**What you have to do**. Wherever the word "color" turns up in a line of the entries, copy that line.
***** Data in this exercise
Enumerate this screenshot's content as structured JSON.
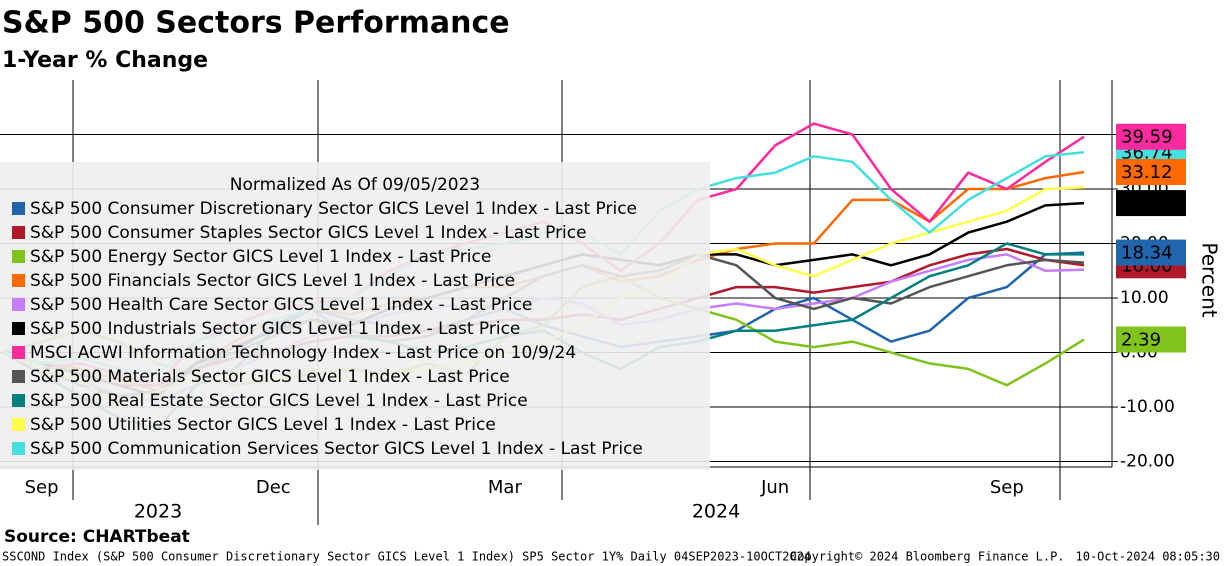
{
  "chart_data": {
    "type": "line",
    "title": "S&P 500 Sectors Performance",
    "subtitle": "1-Year % Change",
    "y_label": "Percent",
    "legend_title": "Normalized As Of 09/05/2023",
    "source": "Source: CHARTbeat",
    "footer": [
      "SSCOND Index (S&P 500 Consumer Discretionary Sector GICS Level 1 Index) SP5 Sector 1Y%  Daily 04SEP2023-10OCT2024",
      "Copyright© 2024 Bloomberg Finance L.P.",
      "10-Oct-2024 08:05:30"
    ],
    "year_labels": [
      "2023",
      "2024"
    ],
    "categories": [
      null,
      "Sep",
      null,
      null,
      null,
      null,
      null,
      "Dec",
      null,
      null,
      null,
      null,
      null,
      "Mar",
      null,
      null,
      null,
      null,
      null,
      null,
      "Jun",
      null,
      null,
      null,
      null,
      null,
      "Sep",
      null,
      null
    ],
    "ylim": [
      -21,
      50
    ],
    "yticks": [
      {
        "value": -20,
        "label": "-20.00"
      },
      {
        "value": -10,
        "label": "-10.00"
      },
      {
        "value": 0,
        "label": "0.00"
      },
      {
        "value": 10,
        "label": "10.00"
      },
      {
        "value": 20,
        "label": "20.00"
      },
      {
        "value": 30,
        "label": "30.00"
      },
      {
        "value": 40,
        "label": "40.00"
      }
    ],
    "grid": true,
    "legend": "upper left",
    "series": [
      {
        "name": "S&P 500 Consumer Discretionary Sector GICS Level 1 Index - Last Price",
        "color": "#2166ac",
        "values": [
          0,
          -2,
          -3,
          -5,
          -7,
          -2,
          0,
          5,
          8,
          6,
          5,
          4,
          6,
          8,
          5,
          3,
          1,
          2,
          3,
          4,
          8,
          10,
          6,
          2,
          4,
          10,
          12,
          18,
          18.34
        ],
        "value_labels": [
          null,
          null,
          null,
          null,
          null,
          null,
          null,
          null,
          null,
          null,
          null,
          null,
          null,
          null,
          null,
          null,
          null,
          null,
          null,
          null,
          null,
          null,
          null,
          null,
          null,
          null,
          null,
          null,
          "18.34"
        ]
      },
      {
        "name": "S&P 500 Consumer Staples Sector GICS Level 1 Index - Last Price",
        "color": "#b2182b",
        "values": [
          0,
          -2,
          -4,
          -6,
          -6,
          -3,
          -1,
          0,
          2,
          3,
          3,
          4,
          5,
          6,
          6,
          7,
          6,
          8,
          10,
          12,
          12,
          11,
          12,
          13,
          16,
          18,
          19,
          17,
          16
        ],
        "value_labels": [
          null,
          null,
          null,
          null,
          null,
          null,
          null,
          null,
          null,
          null,
          null,
          null,
          null,
          null,
          null,
          null,
          null,
          null,
          null,
          null,
          null,
          null,
          null,
          null,
          null,
          null,
          null,
          null,
          "16.00"
        ]
      },
      {
        "name": "S&P 500 Energy Sector GICS Level 1 Index - Last Price",
        "color": "#7fc31c",
        "values": [
          0,
          2,
          4,
          2,
          -2,
          -4,
          -6,
          -5,
          -4,
          -3,
          -4,
          -2,
          -4,
          3,
          5,
          12,
          14,
          10,
          8,
          6,
          2,
          1,
          2,
          0,
          -2,
          -3,
          -6,
          -2,
          2.39
        ],
        "value_labels": [
          null,
          null,
          null,
          null,
          null,
          null,
          null,
          null,
          null,
          null,
          null,
          null,
          null,
          null,
          null,
          null,
          null,
          null,
          null,
          null,
          null,
          null,
          null,
          null,
          null,
          null,
          null,
          null,
          "2.39"
        ]
      },
      {
        "name": "S&P 500 Financials Sector GICS Level 1 Index - Last Price",
        "color": "#ff6a00",
        "values": [
          0,
          -2,
          -3,
          -5,
          -7,
          -2,
          2,
          6,
          8,
          7,
          9,
          10,
          12,
          12,
          14,
          16,
          13,
          14,
          17,
          19,
          20,
          20,
          28,
          28,
          24,
          30,
          30,
          32,
          33.12
        ],
        "value_labels": [
          null,
          null,
          null,
          null,
          null,
          null,
          null,
          null,
          null,
          null,
          null,
          null,
          null,
          null,
          null,
          null,
          null,
          null,
          null,
          null,
          null,
          null,
          null,
          null,
          null,
          null,
          null,
          null,
          "33.12"
        ]
      },
      {
        "name": "S&P 500 Health Care Sector GICS Level 1 Index - Last Price",
        "color": "#c77dff",
        "values": [
          0,
          -3,
          -5,
          -8,
          -9,
          -6,
          -3,
          0,
          3,
          5,
          7,
          8,
          9,
          8,
          10,
          9,
          5,
          6,
          8,
          9,
          8,
          9,
          10,
          13,
          15,
          17,
          18,
          15,
          15.2
        ]
      },
      {
        "name": "S&P 500 Industrials Sector GICS Level 1 Index - Last Price",
        "color": "#000000",
        "values": [
          0,
          -2,
          -4,
          -6,
          -8,
          -2,
          1,
          4,
          6,
          5,
          8,
          10,
          12,
          14,
          16,
          18,
          17,
          16,
          18,
          18,
          16,
          17,
          18,
          16,
          18,
          22,
          24,
          27,
          27.42
        ],
        "value_labels": [
          null,
          null,
          null,
          null,
          null,
          null,
          null,
          null,
          null,
          null,
          null,
          null,
          null,
          null,
          null,
          null,
          null,
          null,
          null,
          null,
          null,
          null,
          null,
          null,
          null,
          null,
          null,
          null,
          "27.42"
        ]
      },
      {
        "name": "MSCI ACWI Information Technology Index - Last Price on 10/9/24",
        "color": "#ff2a9d",
        "values": [
          0,
          -3,
          -2,
          -4,
          -6,
          2,
          5,
          8,
          9,
          10,
          15,
          18,
          20,
          22,
          24,
          20,
          15,
          20,
          28,
          30,
          38,
          42,
          40,
          30,
          24,
          33,
          30,
          35,
          39.59
        ],
        "value_labels": [
          null,
          null,
          null,
          null,
          null,
          null,
          null,
          null,
          null,
          null,
          null,
          null,
          null,
          null,
          null,
          null,
          null,
          null,
          null,
          null,
          null,
          null,
          null,
          null,
          null,
          null,
          null,
          null,
          "39.59"
        ]
      },
      {
        "name": "S&P 500 Materials Sector GICS Level 1 Index - Last Price",
        "color": "#555555",
        "values": [
          0,
          -3,
          -6,
          -8,
          -7,
          -3,
          0,
          3,
          6,
          4,
          2,
          3,
          6,
          10,
          14,
          16,
          14,
          15,
          18,
          16,
          10,
          8,
          10,
          9,
          12,
          14,
          16,
          17,
          16.5
        ]
      },
      {
        "name": "S&P 500 Real Estate Sector GICS Level 1 Index - Last Price",
        "color": "#00807f",
        "values": [
          0,
          -4,
          -8,
          -12,
          -14,
          -6,
          -3,
          4,
          8,
          3,
          2,
          0,
          1,
          3,
          4,
          0,
          -3,
          1,
          2,
          4,
          4,
          5,
          6,
          10,
          14,
          16,
          20,
          18,
          18
        ]
      },
      {
        "name": "S&P 500 Utilities Sector GICS Level 1 Index - Last Price",
        "color": "#ffff4a",
        "values": [
          0,
          -3,
          -5,
          -10,
          -7,
          -5,
          -4,
          -5,
          -3,
          -5,
          -4,
          -3,
          -2,
          0,
          2,
          5,
          10,
          12,
          18,
          19,
          16,
          14,
          17,
          20,
          22,
          24,
          26,
          30,
          30.3
        ]
      },
      {
        "name": "S&P 500 Communication Services Sector GICS Level 1 Index - Last Price",
        "color": "#45dfe0",
        "values": [
          0,
          -2,
          -1,
          -3,
          -4,
          2,
          4,
          6,
          8,
          10,
          14,
          18,
          19,
          20,
          22,
          22,
          18,
          26,
          30,
          32,
          33,
          36,
          35,
          28,
          22,
          28,
          32,
          36,
          36.74
        ],
        "value_labels": [
          null,
          null,
          null,
          null,
          null,
          null,
          null,
          null,
          null,
          null,
          null,
          null,
          null,
          null,
          null,
          null,
          null,
          null,
          null,
          null,
          null,
          null,
          null,
          null,
          null,
          null,
          null,
          null,
          "36.74"
        ]
      }
    ]
  }
}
**********
**Response to the exercise**.
        "color": "#2166ac",
        "color": "#b2182b",
        "color": "#7fc31c",
        "color": "#ff6a00",
        "color": "#c77dff",
        "color": "#000000",
        "color": "#ff2a9d",
        "color": "#555555",
        "color": "#00807f",
        "color": "#ffff4a",
        "color": "#45dfe0",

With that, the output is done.